About this task - Among the records below, find each line that includes the string "Liang" and copy it.

Data items -

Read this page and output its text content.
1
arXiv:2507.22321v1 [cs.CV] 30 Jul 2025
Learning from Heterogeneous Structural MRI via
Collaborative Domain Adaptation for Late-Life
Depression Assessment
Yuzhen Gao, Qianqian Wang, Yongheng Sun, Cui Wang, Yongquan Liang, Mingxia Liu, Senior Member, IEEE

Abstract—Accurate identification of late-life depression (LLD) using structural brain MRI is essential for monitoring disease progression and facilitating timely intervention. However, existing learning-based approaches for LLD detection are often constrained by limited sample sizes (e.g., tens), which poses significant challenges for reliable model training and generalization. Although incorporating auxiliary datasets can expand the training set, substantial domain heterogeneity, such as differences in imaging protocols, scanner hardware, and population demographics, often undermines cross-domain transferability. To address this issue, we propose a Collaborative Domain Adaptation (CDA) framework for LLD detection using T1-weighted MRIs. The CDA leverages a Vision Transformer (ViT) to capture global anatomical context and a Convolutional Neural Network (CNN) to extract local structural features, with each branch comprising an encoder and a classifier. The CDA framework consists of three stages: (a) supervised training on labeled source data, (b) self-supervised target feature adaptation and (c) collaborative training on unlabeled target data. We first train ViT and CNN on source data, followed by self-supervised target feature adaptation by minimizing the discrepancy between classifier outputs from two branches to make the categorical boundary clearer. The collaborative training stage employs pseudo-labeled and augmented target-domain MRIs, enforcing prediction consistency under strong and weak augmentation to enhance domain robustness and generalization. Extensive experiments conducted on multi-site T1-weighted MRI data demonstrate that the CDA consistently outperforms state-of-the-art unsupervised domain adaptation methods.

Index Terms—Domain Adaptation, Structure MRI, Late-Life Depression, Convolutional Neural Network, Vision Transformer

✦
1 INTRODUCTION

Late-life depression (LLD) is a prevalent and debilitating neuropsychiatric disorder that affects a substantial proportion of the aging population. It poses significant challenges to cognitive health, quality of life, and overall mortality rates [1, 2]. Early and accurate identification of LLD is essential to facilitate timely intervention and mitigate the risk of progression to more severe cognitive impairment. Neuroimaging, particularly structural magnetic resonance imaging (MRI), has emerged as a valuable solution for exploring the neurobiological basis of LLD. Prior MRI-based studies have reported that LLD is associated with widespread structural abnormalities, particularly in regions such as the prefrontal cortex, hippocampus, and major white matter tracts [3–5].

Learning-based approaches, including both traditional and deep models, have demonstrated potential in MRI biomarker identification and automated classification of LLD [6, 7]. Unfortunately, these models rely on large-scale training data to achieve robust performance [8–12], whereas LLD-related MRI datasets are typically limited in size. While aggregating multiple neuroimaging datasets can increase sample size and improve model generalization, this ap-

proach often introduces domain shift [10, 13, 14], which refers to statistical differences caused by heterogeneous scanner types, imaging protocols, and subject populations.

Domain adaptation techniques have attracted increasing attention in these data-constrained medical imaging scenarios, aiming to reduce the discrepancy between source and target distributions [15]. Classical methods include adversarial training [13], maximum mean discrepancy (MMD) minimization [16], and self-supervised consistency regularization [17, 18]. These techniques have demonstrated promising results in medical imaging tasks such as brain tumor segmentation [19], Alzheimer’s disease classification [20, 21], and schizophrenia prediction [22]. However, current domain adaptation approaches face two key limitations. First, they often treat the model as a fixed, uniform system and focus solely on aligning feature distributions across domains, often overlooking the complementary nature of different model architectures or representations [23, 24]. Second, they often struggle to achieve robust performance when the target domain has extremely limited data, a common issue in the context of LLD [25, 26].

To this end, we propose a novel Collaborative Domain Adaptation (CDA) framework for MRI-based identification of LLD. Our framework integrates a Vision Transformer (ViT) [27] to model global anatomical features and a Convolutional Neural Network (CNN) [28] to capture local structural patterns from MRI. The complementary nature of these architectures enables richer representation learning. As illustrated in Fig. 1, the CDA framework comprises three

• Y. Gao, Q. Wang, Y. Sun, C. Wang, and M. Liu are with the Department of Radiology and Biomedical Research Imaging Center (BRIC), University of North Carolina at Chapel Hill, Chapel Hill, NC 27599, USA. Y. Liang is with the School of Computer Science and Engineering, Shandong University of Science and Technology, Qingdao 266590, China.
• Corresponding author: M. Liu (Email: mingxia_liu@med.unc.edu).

Written response -
Yuzhen Gao, Qianqian Wang, Yongheng Sun, Cui Wang, Yongquan Liang, Mingxia Liu, Senior Member, IEEE
• Y. Gao, Q. Wang, Y. Sun, C. Wang, and M. Liu are with the Department of Radiology and Biomedical Research Imaging Center (BRIC), University of North Carolina at Chapel Hill, Chapel Hill, NC 27599, USA. Y. Liang is with the School of Computer Science and Engineering, Shandong University of Science and Technology, Qingdao 266590, China.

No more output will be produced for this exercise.